# Your instructions:
Can you write out the whole listing exactly?

##########

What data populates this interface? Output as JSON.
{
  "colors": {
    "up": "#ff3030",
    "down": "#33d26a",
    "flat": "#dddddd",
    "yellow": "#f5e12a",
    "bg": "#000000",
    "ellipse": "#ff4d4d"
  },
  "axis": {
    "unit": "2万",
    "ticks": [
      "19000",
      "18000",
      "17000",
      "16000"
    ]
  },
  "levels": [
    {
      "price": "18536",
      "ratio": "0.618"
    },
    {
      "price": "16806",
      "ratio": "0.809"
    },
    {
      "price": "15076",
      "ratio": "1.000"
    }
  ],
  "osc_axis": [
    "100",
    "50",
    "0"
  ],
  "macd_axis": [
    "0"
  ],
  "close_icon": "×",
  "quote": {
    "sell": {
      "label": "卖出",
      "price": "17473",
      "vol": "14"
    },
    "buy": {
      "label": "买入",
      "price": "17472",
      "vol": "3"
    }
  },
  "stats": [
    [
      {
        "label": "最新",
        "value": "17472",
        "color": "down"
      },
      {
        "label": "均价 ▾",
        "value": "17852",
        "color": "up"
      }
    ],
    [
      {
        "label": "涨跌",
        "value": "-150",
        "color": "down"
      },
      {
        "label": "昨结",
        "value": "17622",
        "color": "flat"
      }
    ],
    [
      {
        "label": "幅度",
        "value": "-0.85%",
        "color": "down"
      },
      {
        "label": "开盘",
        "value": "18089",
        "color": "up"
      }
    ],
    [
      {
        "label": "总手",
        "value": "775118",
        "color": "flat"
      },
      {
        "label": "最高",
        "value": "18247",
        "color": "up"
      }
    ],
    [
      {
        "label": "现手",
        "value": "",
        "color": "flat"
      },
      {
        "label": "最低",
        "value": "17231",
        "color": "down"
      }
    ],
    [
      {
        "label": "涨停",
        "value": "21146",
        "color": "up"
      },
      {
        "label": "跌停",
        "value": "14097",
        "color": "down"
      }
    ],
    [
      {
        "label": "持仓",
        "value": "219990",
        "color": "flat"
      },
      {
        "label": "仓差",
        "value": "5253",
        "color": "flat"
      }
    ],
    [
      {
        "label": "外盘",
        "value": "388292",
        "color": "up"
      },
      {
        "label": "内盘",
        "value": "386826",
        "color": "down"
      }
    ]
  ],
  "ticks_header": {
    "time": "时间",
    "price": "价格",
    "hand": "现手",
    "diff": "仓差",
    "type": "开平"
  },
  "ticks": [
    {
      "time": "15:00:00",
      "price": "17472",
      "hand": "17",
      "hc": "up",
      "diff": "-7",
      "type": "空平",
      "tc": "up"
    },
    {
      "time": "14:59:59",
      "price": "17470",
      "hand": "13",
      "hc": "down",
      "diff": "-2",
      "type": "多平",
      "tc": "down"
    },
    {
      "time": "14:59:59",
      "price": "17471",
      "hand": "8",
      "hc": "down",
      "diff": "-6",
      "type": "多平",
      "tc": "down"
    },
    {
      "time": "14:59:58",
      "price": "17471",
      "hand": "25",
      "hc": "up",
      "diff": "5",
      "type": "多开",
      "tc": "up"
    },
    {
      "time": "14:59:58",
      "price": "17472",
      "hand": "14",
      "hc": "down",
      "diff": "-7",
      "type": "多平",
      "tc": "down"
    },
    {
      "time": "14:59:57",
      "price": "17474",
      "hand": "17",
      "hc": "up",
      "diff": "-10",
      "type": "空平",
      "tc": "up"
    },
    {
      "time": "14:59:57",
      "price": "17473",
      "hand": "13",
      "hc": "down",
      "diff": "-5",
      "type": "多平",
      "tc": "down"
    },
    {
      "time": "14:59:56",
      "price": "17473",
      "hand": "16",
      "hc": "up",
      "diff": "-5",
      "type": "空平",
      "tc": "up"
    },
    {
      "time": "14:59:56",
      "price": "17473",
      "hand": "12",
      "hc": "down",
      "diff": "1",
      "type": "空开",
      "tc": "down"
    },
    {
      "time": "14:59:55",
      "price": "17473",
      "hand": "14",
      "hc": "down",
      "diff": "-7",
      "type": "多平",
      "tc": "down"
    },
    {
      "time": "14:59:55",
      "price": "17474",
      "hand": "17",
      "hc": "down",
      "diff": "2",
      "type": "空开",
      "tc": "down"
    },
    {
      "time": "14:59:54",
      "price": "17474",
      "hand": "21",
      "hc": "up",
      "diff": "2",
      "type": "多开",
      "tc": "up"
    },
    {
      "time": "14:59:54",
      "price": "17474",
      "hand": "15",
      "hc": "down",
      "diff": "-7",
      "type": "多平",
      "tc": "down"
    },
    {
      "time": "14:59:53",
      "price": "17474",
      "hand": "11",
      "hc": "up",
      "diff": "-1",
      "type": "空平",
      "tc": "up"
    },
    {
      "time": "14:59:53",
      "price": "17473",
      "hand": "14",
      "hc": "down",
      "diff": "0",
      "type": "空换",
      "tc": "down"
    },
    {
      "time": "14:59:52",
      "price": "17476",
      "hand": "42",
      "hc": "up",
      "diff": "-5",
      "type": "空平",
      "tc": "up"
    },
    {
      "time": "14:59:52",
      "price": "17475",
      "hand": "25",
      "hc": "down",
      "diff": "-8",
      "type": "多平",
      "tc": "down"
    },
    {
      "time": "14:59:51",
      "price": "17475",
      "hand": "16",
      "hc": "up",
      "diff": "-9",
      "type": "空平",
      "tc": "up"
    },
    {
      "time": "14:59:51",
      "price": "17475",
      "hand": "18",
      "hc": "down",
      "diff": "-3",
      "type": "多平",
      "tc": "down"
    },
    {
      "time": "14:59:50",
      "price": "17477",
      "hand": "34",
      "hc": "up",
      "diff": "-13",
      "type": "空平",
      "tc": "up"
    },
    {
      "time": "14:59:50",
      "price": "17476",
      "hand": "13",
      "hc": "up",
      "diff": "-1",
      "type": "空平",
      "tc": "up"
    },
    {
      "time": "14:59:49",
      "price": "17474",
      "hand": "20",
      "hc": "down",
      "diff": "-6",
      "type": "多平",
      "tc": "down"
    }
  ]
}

##########

# Correct output:
What data populates this interface? Output as JSON.
{
  "colors": {
    "up": "#ff3030",
    "down": "#33d26a",
    "flat": "#dddddd",
    "yellow": "#f5e12a",
    "bg": "#000000",
    "ellipse": "#ff4d4d"
  },
  "axis": {
    "unit": "2万",
    "ticks": [
      "19000",
      "18000",
      "17000",
      "16000"
    ]
  },
  "levels": [
    {
      "price": "18536",
      "ratio": "0.618"
    },
    {
      "price": "16806",
      "ratio": "0.809"
    },
    {
      "price": "15076",
      "ratio": "1.000"
    }
  ],
  "osc_axis": [
    "100",
    "50",
    "0"
  ],
  "macd_axis": [
    "0"
  ],
  "close_icon": "×",
  "quote": {
    "sell": {
      "label": "卖出",
      "price": "17473",
      "vol": "14"
    },
    "buy": {
      "label": "买入",
      "price": "17472",
      "vol": "3"
    }
  },
  "stats": [
    [
      {
        "label": "最新",
        "value": "17472",
        "color": "down"
      },
      {
        "label": "均价 ▾",
        "value": "17852",
        "color": "up"
      }
    ],
    [
      {
        "label": "涨跌",
        "value": "-150",
        "color": "down"
      },
      {
        "label": "昨结",
        "value": "17622",
        "color": "flat"
      }
    ],
    [
      {
        "label": "幅度",
        "value": "-0.85%",
        "color": "down"
      },
      {
        "label": "开盘",
        "value": "18089",
        "color": "up"
      }
    ],
    [
      {
        "label": "总手",
        "value": "775118",
        "color": "flat"
      },
      {
        "label": "最高",
        "value": "18247",
        "color": "up"
      }
    ],
    [
      {
        "label": "现手",
        "value": "",
        "color": "flat"
      },
      {
        "label": "最低",
        "value": "17231",
        "color": "down"
      }
    ],
    [
      {
        "label": "涨停",
        "value": "21146",
        "color": "up"
      },
      {
        "label": "跌停",
        "value": "14097",
        "color": "down"
      }
    ],
    [
      {
        "label": "持仓",
        "value": "219990",
        "color": "flat"
      },
      {
        "label": "仓差",
        "value": "5253",
        "color": "flat"
      }
    ],
    [
      {
        "label": "外盘",
        "value": "388292",
        "color": "up"
      },
      {
        "label": "内盘",
        "value": "386826",
        "color": "down"
      }
    ]
  ],
  "ticks_header": {
    "time": "时间",
    "price": "价格",
    "hand": "现手",
    "diff": "仓差",
    "type": "开平"
  },
  "ticks": [
    {
      "time": "15:00:00",
      "price": "17472",
      "hand": "17",
      "hc": "up",
      "diff": "-7",
      "type": "空平",
      "tc": "up"
    },
    {
      "time": "14:59:59",
      "price": "17470",
      "hand": "13",
      "hc": "down",
      "diff": "-2",
      "type": "多平",
      "tc": "down"
    },
    {
      "time": "14:59:59",
      "price": "17471",
      "hand": "8",
      "hc": "down",
      "diff": "-6",
      "type": "多平",
      "tc": "down"
    },
    {
      "time": "14:59:58",
      "price": "17471",
      "hand": "25",
      "hc": "up",
      "diff": "5",
      "type": "多开",
      "tc": "up"
    },
    {
      "time": "14:59:58",
      "price": "17472",
      "hand": "14",
      "hc": "down",
      "diff": "-7",
      "type": "多平",
      "tc": "down"
    },
    {
      "time": "14:59:57",
      "price": "17474",
      "hand": "17",
      "hc": "up",
      "diff": "-10",
      "type": "空平",
      "tc": "up"
    },
    {
      "time": "14:59:57",
      "price": "17473",
      "hand": "13",
      "hc": "down",
      "diff": "-5",
      "type": "多平",
      "tc": "down"
    },
    {
      "time": "14:59:56",
      "price": "17473",
      "hand": "16",
      "hc": "up",
      "diff": "-5",
      "type": "空平",
      "tc": "up"
    },
    {
      "time": "14:59:56",
      "price": "17473",
      "hand": "12",
      "hc": "down",
      "diff": "1",
      "type": "空开",
      "tc": "down"
    },
    {
      "time": "14:59:55",
      "price": "17473",
      "hand": "14",
      "hc": "down",
      "diff": "-7",
      "type": "多平",
      "tc": "down"
    },
    {
      "time": "14:59:55",
      "price": "17474",
      "hand": "17",
      "hc": "down",
      "diff": "2",
      "type": "空开",
      "tc": "down"
    },
    {
      "time": "14:59:54",
      "price": "17474",
      "hand": "21",
      "hc": "up",
      "diff": "2",
      "type": "多开",
      "tc": "up"
    },
    {
      "time": "14:59:54",
      "price": "17474",
      "hand": "15",
      "hc": "down",
      "diff": "-7",
      "type": "多平",
      "tc": "down"
    },
    {
      "time": "14:59:53",
      "price": "17474",
      "hand": "11",
      "hc": "up",
      "diff": "-1",
      "type": "空平",
      "tc": "up"
    },
    {
      "time": "14:59:53",
      "price": "17473",
      "hand": "14",
      "hc": "down",
      "diff": "0",
      "type": "空换",
      "tc": "down"
    },
    {
      "time": "14:59:52",
      "price": "17476",
      "hand": "42",
      "hc": "up",
      "diff": "-5",
      "type": "空平",
      "tc": "up"
    },
    {
      "time": "14:59:52",
      "price": "17475",
      "hand": "25",
      "hc": "down",
      "diff": "-8",
      "type": "多平",
      "tc": "down"
    },
    {
      "time": "14:59:51",
      "price": "17475",
      "hand": "16",
      "hc": "up",
      "diff": "-9",
      "type": "空平",
      "tc": "up"
    },
    {
      "time": "14:59:51",
      "price": "17475",
      "hand": "18",
      "hc": "down",
      "diff": "-3",
      "type": "多平",
      "tc": "down"
    },
    {
      "time": "14:59:50",
      "price": "17477",
      "hand": "34",
      "hc": "up",
      "diff": "-13",
      "type": "空平",
      "tc": "up"
    },
    {
      "time": "14:59:50",
      "price": "17476",
      "hand": "13",
      "hc": "up",
      "diff": "-1",
      "type": "空平",
      "tc": "up"
    },
    {
      "time": "14:59:49",
      "price": "17474",
      "hand": "20",
      "hc": "down",
      "diff": "-6",
      "type": "多平",
      "tc": "down"
    }
  ]
}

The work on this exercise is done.